■ Stated goal
Every line of the material is to be quoted verbatim, minus the pictures.

■ Record excerpts
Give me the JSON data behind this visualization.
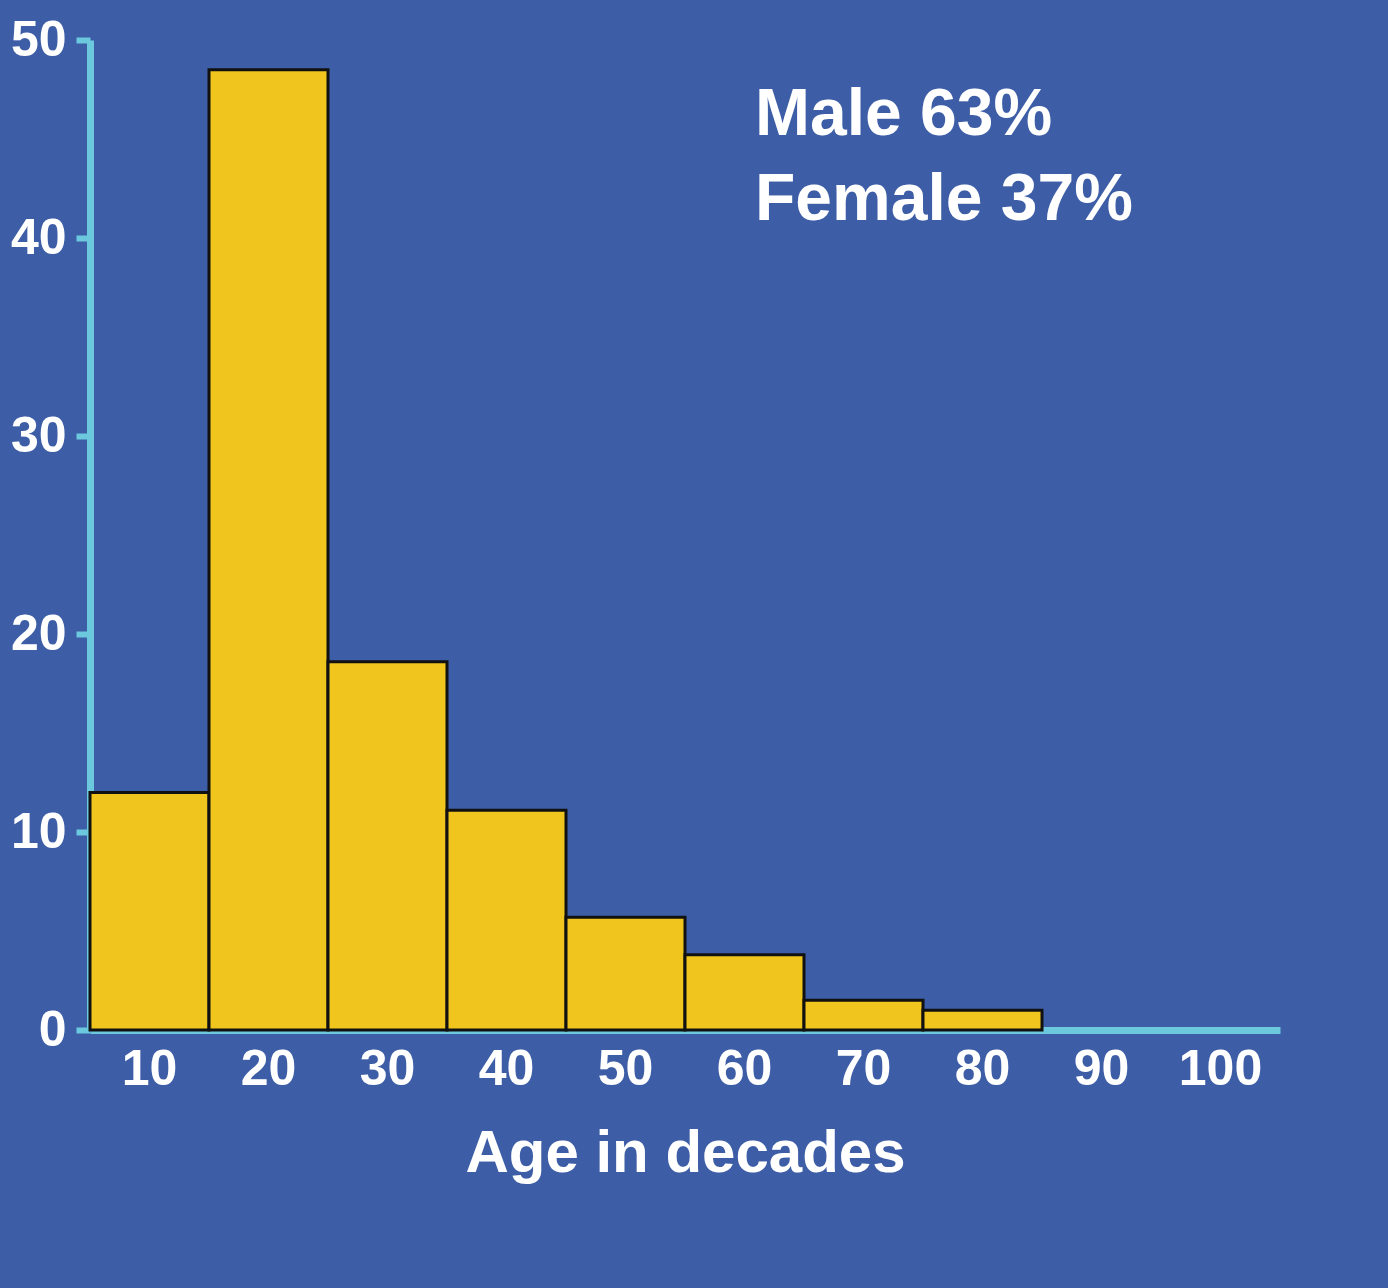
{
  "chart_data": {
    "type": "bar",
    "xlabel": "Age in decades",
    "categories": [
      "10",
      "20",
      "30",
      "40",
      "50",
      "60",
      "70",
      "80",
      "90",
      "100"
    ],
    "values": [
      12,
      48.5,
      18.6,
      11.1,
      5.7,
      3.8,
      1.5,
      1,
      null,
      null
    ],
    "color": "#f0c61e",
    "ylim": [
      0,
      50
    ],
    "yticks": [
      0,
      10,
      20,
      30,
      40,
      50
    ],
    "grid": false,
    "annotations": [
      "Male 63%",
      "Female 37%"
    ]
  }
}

■ Task output
Give me the JSON data behind this visualization.
{
  "chart_data": {
    "type": "bar",
    "xlabel": "Age in decades",
    "categories": [
      "10",
      "20",
      "30",
      "40",
      "50",
      "60",
      "70",
      "80",
      "90",
      "100"
    ],
    "values": [
      12,
      48.5,
      18.6,
      11.1,
      5.7,
      3.8,
      1.5,
      1,
      null,
      null
    ],
    "color": "#f0c61e",
    "ylim": [
      0,
      50
    ],
    "yticks": [
      0,
      10,
      20,
      30,
      40,
      50
    ],
    "grid": false,
    "annotations": [
      "Male 63%",
      "Female 37%"
    ]
  }
}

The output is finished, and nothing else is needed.